Print all the records exactly, please.

_GIVEN ENTRIES_

====

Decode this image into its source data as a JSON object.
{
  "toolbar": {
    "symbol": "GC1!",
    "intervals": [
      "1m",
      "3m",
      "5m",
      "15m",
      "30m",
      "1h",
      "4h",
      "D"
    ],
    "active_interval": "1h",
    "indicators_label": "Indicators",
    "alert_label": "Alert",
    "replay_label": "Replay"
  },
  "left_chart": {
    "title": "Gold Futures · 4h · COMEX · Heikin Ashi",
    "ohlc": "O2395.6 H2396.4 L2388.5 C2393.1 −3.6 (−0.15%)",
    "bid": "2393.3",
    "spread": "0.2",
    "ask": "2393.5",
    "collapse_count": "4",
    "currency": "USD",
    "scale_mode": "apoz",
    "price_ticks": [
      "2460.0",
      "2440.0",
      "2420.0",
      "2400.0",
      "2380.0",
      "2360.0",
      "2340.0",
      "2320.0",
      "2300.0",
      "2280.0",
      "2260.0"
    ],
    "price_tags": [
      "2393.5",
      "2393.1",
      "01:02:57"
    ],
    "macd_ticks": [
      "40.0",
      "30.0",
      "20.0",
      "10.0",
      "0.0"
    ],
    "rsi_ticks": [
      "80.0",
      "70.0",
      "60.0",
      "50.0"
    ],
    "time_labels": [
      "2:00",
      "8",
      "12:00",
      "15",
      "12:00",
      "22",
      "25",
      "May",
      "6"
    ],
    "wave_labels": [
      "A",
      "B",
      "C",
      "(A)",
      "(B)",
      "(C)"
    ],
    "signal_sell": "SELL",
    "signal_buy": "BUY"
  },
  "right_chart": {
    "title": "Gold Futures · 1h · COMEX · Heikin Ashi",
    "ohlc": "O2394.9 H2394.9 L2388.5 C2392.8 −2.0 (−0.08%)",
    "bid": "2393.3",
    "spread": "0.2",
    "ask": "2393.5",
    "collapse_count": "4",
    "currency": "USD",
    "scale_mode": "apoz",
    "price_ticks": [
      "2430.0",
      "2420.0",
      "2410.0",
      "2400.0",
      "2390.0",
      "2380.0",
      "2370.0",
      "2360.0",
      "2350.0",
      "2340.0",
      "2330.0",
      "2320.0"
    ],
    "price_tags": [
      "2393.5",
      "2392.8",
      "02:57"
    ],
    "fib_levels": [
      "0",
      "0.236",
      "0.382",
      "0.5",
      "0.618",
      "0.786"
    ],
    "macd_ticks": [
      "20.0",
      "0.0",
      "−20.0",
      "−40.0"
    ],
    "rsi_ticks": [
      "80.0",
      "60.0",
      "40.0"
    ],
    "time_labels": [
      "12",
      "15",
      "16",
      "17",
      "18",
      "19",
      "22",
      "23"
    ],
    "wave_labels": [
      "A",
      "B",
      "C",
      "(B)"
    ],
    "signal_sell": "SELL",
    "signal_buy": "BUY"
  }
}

====

_FULL ANSWER_
Decode this image into its source data as a JSON object.
{
  "toolbar": {
    "symbol": "GC1!",
    "intervals": [
      "1m",
      "3m",
      "5m",
      "15m",
      "30m",
      "1h",
      "4h",
      "D"
    ],
    "active_interval": "1h",
    "indicators_label": "Indicators",
    "alert_label": "Alert",
    "replay_label": "Replay"
  },
  "left_chart": {
    "title": "Gold Futures · 4h · COMEX · Heikin Ashi",
    "ohlc": "O2395.6 H2396.4 L2388.5 C2393.1 −3.6 (−0.15%)",
    "bid": "2393.3",
    "spread": "0.2",
    "ask": "2393.5",
    "collapse_count": "4",
    "currency": "USD",
    "scale_mode": "apoz",
    "price_ticks": [
      "2460.0",
      "2440.0",
      "2420.0",
      "2400.0",
      "2380.0",
      "2360.0",
      "2340.0",
      "2320.0",
      "2300.0",
      "2280.0",
      "2260.0"
    ],
    "price_tags": [
      "2393.5",
      "2393.1",
      "01:02:57"
    ],
    "macd_ticks": [
      "40.0",
      "30.0",
      "20.0",
      "10.0",
      "0.0"
    ],
    "rsi_ticks": [
      "80.0",
      "70.0",
      "60.0",
      "50.0"
    ],
    "time_labels": [
      "2:00",
      "8",
      "12:00",
      "15",
      "12:00",
      "22",
      "25",
      "May",
      "6"
    ],
    "wave_labels": [
      "A",
      "B",
      "C",
      "(A)",
      "(B)",
      "(C)"
    ],
    "signal_sell": "SELL",
    "signal_buy": "BUY"
  },
  "right_chart": {
    "title": "Gold Futures · 1h · COMEX · Heikin Ashi",
    "ohlc": "O2394.9 H2394.9 L2388.5 C2392.8 −2.0 (−0.08%)",
    "bid": "2393.3",
    "spread": "0.2",
    "ask": "2393.5",
    "collapse_count": "4",
    "currency": "USD",
    "scale_mode": "apoz",
    "price_ticks": [
      "2430.0",
      "2420.0",
      "2410.0",
      "2400.0",
      "2390.0",
      "2380.0",
      "2370.0",
      "2360.0",
      "2350.0",
      "2340.0",
      "2330.0",
      "2320.0"
    ],
    "price_tags": [
      "2393.5",
      "2392.8",
      "02:57"
    ],
    "fib_levels": [
      "0",
      "0.236",
      "0.382",
      "0.5",
      "0.618",
      "0.786"
    ],
    "macd_ticks": [
      "20.0",
      "0.0",
      "−20.0",
      "−40.0"
    ],
    "rsi_ticks": [
      "80.0",
      "60.0",
      "40.0"
    ],
    "time_labels": [
      "12",
      "15",
      "16",
      "17",
      "18",
      "19",
      "22",
      "23"
    ],
    "wave_labels": [
      "A",
      "B",
      "C",
      "(B)"
    ],
    "signal_sell": "SELL",
    "signal_buy": "BUY"
  }
}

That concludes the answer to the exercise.